## SUPPLIED INFORMATION:
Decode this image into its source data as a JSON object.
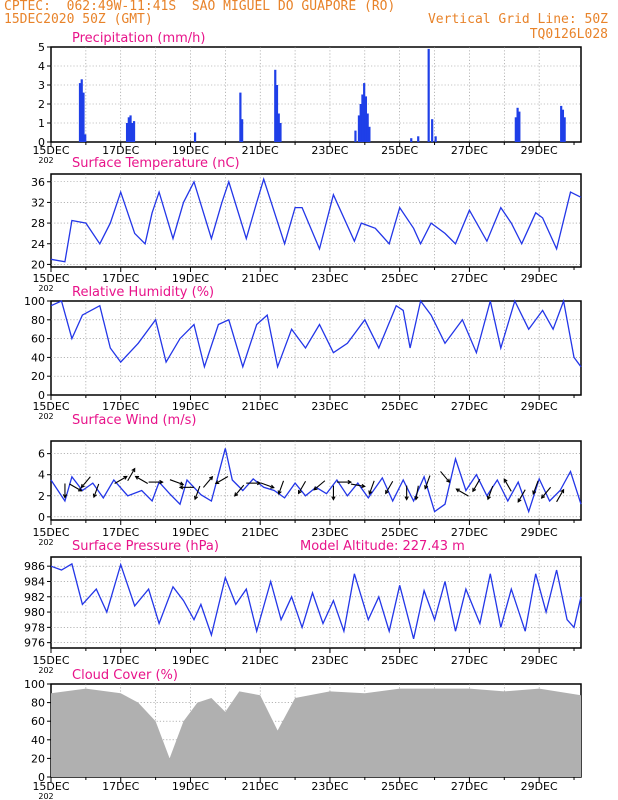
{
  "header": {
    "line1_left": "CPTEC:  062:49W-11:41S  SAO MIGUEL DO GUAPORE (RO)",
    "line2_left": "15DEC2020 50Z (GMT)",
    "line2_right": "Vertical Grid Line: 50Z",
    "line3_right": "TQ0126L028"
  },
  "colors": {
    "header": "#e8832a",
    "title": "#e8138a",
    "line": "#2336e8",
    "bar": "#1f3fe8",
    "cloud": "#b0b0b0",
    "arrow": "#000000"
  },
  "x_ticks": [
    "15DEC",
    "17DEC",
    "19DEC",
    "21DEC",
    "23DEC",
    "25DEC",
    "27DEC",
    "29DEC"
  ],
  "x_tick_sublabel": "202",
  "chart_data": [
    {
      "type": "bar",
      "title": "Precipitation (mm/h)",
      "ylim": [
        0,
        5
      ],
      "yticks": [
        0,
        1,
        2,
        3,
        4,
        5
      ],
      "series": [
        {
          "values": [
            [
              0.8,
              3.1
            ],
            [
              0.85,
              3.3
            ],
            [
              0.9,
              2.6
            ],
            [
              0.95,
              0.4
            ],
            [
              2.15,
              1.0
            ],
            [
              2.2,
              1.3
            ],
            [
              2.25,
              1.4
            ],
            [
              2.3,
              1.0
            ],
            [
              2.35,
              1.1
            ],
            [
              4.1,
              0.5
            ],
            [
              5.4,
              2.6
            ],
            [
              5.45,
              1.2
            ],
            [
              6.4,
              3.8
            ],
            [
              6.45,
              3.0
            ],
            [
              6.5,
              1.5
            ],
            [
              6.55,
              1.0
            ],
            [
              8.7,
              0.6
            ],
            [
              8.8,
              1.4
            ],
            [
              8.85,
              2.0
            ],
            [
              8.9,
              2.5
            ],
            [
              8.95,
              3.1
            ],
            [
              9.0,
              2.4
            ],
            [
              9.05,
              1.5
            ],
            [
              9.1,
              0.8
            ],
            [
              10.3,
              0.2
            ],
            [
              10.5,
              0.3
            ],
            [
              10.8,
              4.9
            ],
            [
              10.9,
              1.2
            ],
            [
              11.0,
              0.3
            ],
            [
              13.3,
              1.3
            ],
            [
              13.35,
              1.8
            ],
            [
              13.4,
              1.6
            ],
            [
              14.6,
              1.9
            ],
            [
              14.65,
              1.7
            ],
            [
              14.7,
              1.3
            ]
          ]
        }
      ]
    },
    {
      "type": "line",
      "title": "Surface Temperature (nC)",
      "ylim": [
        19.5,
        37.5
      ],
      "yticks": [
        20,
        24,
        28,
        32,
        36
      ],
      "series": [
        {
          "values": [
            [
              0,
              21
            ],
            [
              0.4,
              20.5
            ],
            [
              0.6,
              28.5
            ],
            [
              1.0,
              28
            ],
            [
              1.4,
              24
            ],
            [
              1.7,
              28
            ],
            [
              2.0,
              34
            ],
            [
              2.4,
              26
            ],
            [
              2.7,
              24
            ],
            [
              2.9,
              30
            ],
            [
              3.1,
              34
            ],
            [
              3.5,
              25
            ],
            [
              3.8,
              32
            ],
            [
              4.1,
              36
            ],
            [
              4.6,
              25
            ],
            [
              4.9,
              32
            ],
            [
              5.1,
              36
            ],
            [
              5.6,
              25
            ],
            [
              5.9,
              32
            ],
            [
              6.1,
              36.5
            ],
            [
              6.7,
              24
            ],
            [
              7.0,
              31
            ],
            [
              7.2,
              31
            ],
            [
              7.7,
              23
            ],
            [
              8.1,
              33.5
            ],
            [
              8.7,
              24.5
            ],
            [
              8.9,
              28
            ],
            [
              9.3,
              27
            ],
            [
              9.7,
              24
            ],
            [
              10.0,
              31
            ],
            [
              10.4,
              27
            ],
            [
              10.6,
              24
            ],
            [
              10.9,
              28
            ],
            [
              11.3,
              26
            ],
            [
              11.6,
              24
            ],
            [
              12.0,
              30.5
            ],
            [
              12.5,
              24.5
            ],
            [
              12.9,
              31
            ],
            [
              13.2,
              28
            ],
            [
              13.5,
              24
            ],
            [
              13.9,
              30
            ],
            [
              14.1,
              29
            ],
            [
              14.5,
              23
            ],
            [
              14.9,
              34
            ],
            [
              15.2,
              33
            ]
          ]
        }
      ]
    },
    {
      "type": "line",
      "title": "Relative Humidity (%)",
      "ylim": [
        0,
        100
      ],
      "yticks": [
        0,
        20,
        40,
        60,
        80,
        100
      ],
      "series": [
        {
          "values": [
            [
              0,
              95
            ],
            [
              0.3,
              100
            ],
            [
              0.6,
              60
            ],
            [
              0.9,
              85
            ],
            [
              1.4,
              95
            ],
            [
              1.7,
              50
            ],
            [
              2.0,
              35
            ],
            [
              2.5,
              55
            ],
            [
              3.0,
              80
            ],
            [
              3.3,
              35
            ],
            [
              3.7,
              60
            ],
            [
              4.1,
              75
            ],
            [
              4.4,
              30
            ],
            [
              4.8,
              75
            ],
            [
              5.1,
              80
            ],
            [
              5.5,
              30
            ],
            [
              5.9,
              75
            ],
            [
              6.2,
              85
            ],
            [
              6.5,
              30
            ],
            [
              6.9,
              70
            ],
            [
              7.3,
              50
            ],
            [
              7.7,
              75
            ],
            [
              8.1,
              45
            ],
            [
              8.5,
              55
            ],
            [
              8.8,
              70
            ],
            [
              9.0,
              80
            ],
            [
              9.4,
              50
            ],
            [
              9.9,
              95
            ],
            [
              10.1,
              90
            ],
            [
              10.3,
              50
            ],
            [
              10.6,
              100
            ],
            [
              10.9,
              85
            ],
            [
              11.3,
              55
            ],
            [
              11.8,
              80
            ],
            [
              12.2,
              45
            ],
            [
              12.6,
              100
            ],
            [
              12.9,
              50
            ],
            [
              13.3,
              100
            ],
            [
              13.7,
              70
            ],
            [
              14.1,
              90
            ],
            [
              14.4,
              70
            ],
            [
              14.7,
              100
            ],
            [
              15.0,
              40
            ],
            [
              15.2,
              30
            ]
          ]
        }
      ]
    },
    {
      "type": "line",
      "title": "Surface Wind (m/s)",
      "ylim": [
        -0.3,
        7.2
      ],
      "yticks": [
        0,
        2,
        4,
        6
      ],
      "series": [
        {
          "values": [
            [
              0,
              3.5
            ],
            [
              0.4,
              1.5
            ],
            [
              0.6,
              3.8
            ],
            [
              0.9,
              2.5
            ],
            [
              1.2,
              3.2
            ],
            [
              1.5,
              1.8
            ],
            [
              1.8,
              3.5
            ],
            [
              2.2,
              2.0
            ],
            [
              2.6,
              2.5
            ],
            [
              2.9,
              1.5
            ],
            [
              3.1,
              3.3
            ],
            [
              3.4,
              2.2
            ],
            [
              3.7,
              1.2
            ],
            [
              3.9,
              3.5
            ],
            [
              4.3,
              2.1
            ],
            [
              4.6,
              1.5
            ],
            [
              4.8,
              4.0
            ],
            [
              5.0,
              6.5
            ],
            [
              5.2,
              3.5
            ],
            [
              5.5,
              2.5
            ],
            [
              5.8,
              3.6
            ],
            [
              6.1,
              2.8
            ],
            [
              6.4,
              2.5
            ],
            [
              6.7,
              1.8
            ],
            [
              7.0,
              3.2
            ],
            [
              7.3,
              2.0
            ],
            [
              7.6,
              2.8
            ],
            [
              7.9,
              2.2
            ],
            [
              8.2,
              3.5
            ],
            [
              8.5,
              2.0
            ],
            [
              8.8,
              3.2
            ],
            [
              9.1,
              1.8
            ],
            [
              9.5,
              3.7
            ],
            [
              9.8,
              1.5
            ],
            [
              10.1,
              3.5
            ],
            [
              10.4,
              1.5
            ],
            [
              10.7,
              3.8
            ],
            [
              11.0,
              0.5
            ],
            [
              11.3,
              1.2
            ],
            [
              11.6,
              5.5
            ],
            [
              11.9,
              2.5
            ],
            [
              12.2,
              4.0
            ],
            [
              12.5,
              2.0
            ],
            [
              12.8,
              3.5
            ],
            [
              13.1,
              1.5
            ],
            [
              13.4,
              3.3
            ],
            [
              13.7,
              0.5
            ],
            [
              14.0,
              3.6
            ],
            [
              14.3,
              1.5
            ],
            [
              14.6,
              2.5
            ],
            [
              14.9,
              4.3
            ],
            [
              15.2,
              1.2
            ]
          ]
        }
      ]
    },
    {
      "type": "line",
      "title": "Surface Pressure (hPa)",
      "annotation": "Model Altitude: 227.43 m",
      "ylim": [
        975.3,
        987.2
      ],
      "yticks": [
        976,
        978,
        980,
        982,
        984,
        986
      ],
      "series": [
        {
          "values": [
            [
              0,
              986
            ],
            [
              0.3,
              985.5
            ],
            [
              0.6,
              986.3
            ],
            [
              0.9,
              981
            ],
            [
              1.3,
              983
            ],
            [
              1.6,
              980
            ],
            [
              2.0,
              986.2
            ],
            [
              2.4,
              980.8
            ],
            [
              2.8,
              983
            ],
            [
              3.1,
              978.5
            ],
            [
              3.5,
              983.3
            ],
            [
              3.8,
              981.5
            ],
            [
              4.1,
              979
            ],
            [
              4.3,
              981
            ],
            [
              4.6,
              977
            ],
            [
              5.0,
              984.5
            ],
            [
              5.3,
              981
            ],
            [
              5.6,
              983
            ],
            [
              5.9,
              977.5
            ],
            [
              6.3,
              984
            ],
            [
              6.6,
              979
            ],
            [
              6.9,
              982
            ],
            [
              7.2,
              978
            ],
            [
              7.5,
              982.5
            ],
            [
              7.8,
              978.5
            ],
            [
              8.1,
              981.5
            ],
            [
              8.4,
              977.5
            ],
            [
              8.7,
              985
            ],
            [
              9.1,
              979
            ],
            [
              9.4,
              982
            ],
            [
              9.7,
              977.5
            ],
            [
              10.0,
              983.5
            ],
            [
              10.4,
              976.5
            ],
            [
              10.7,
              982.8
            ],
            [
              11.0,
              979
            ],
            [
              11.3,
              984
            ],
            [
              11.6,
              977.5
            ],
            [
              11.9,
              983
            ],
            [
              12.3,
              978.5
            ],
            [
              12.6,
              985
            ],
            [
              12.9,
              978
            ],
            [
              13.2,
              983
            ],
            [
              13.6,
              977.5
            ],
            [
              13.9,
              985
            ],
            [
              14.2,
              980
            ],
            [
              14.5,
              985.5
            ],
            [
              14.8,
              979
            ],
            [
              15.0,
              978
            ],
            [
              15.2,
              982
            ]
          ]
        }
      ]
    },
    {
      "type": "area",
      "title": "Cloud Cover (%)",
      "ylim": [
        0,
        100
      ],
      "yticks": [
        0,
        20,
        40,
        60,
        80,
        100
      ],
      "series": [
        {
          "values": [
            [
              0,
              90
            ],
            [
              1.0,
              95
            ],
            [
              2.0,
              90
            ],
            [
              2.5,
              80
            ],
            [
              3.0,
              60
            ],
            [
              3.4,
              20
            ],
            [
              3.8,
              60
            ],
            [
              4.2,
              80
            ],
            [
              4.6,
              85
            ],
            [
              5.0,
              70
            ],
            [
              5.4,
              92
            ],
            [
              6.0,
              88
            ],
            [
              6.5,
              50
            ],
            [
              7.0,
              85
            ],
            [
              8.0,
              92
            ],
            [
              9.0,
              90
            ],
            [
              10.0,
              95
            ],
            [
              11.0,
              95
            ],
            [
              12.0,
              95
            ],
            [
              13.0,
              92
            ],
            [
              14.0,
              95
            ],
            [
              15.2,
              88
            ]
          ]
        }
      ]
    }
  ]
}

## WORK INSTRUCTIONS:
Look through the data above. Copy every line with the string "title" in it.

## FINAL RESULT:
    "title": "#e8138a",
      "title": "Precipitation (mm/h)",
      "title": "Surface Temperature (nC)",
      "title": "Relative Humidity (%)",
      "title": "Surface Wind (m/s)",
      "title": "Surface Pressure (hPa)",
      "title": "Cloud Cover (%)",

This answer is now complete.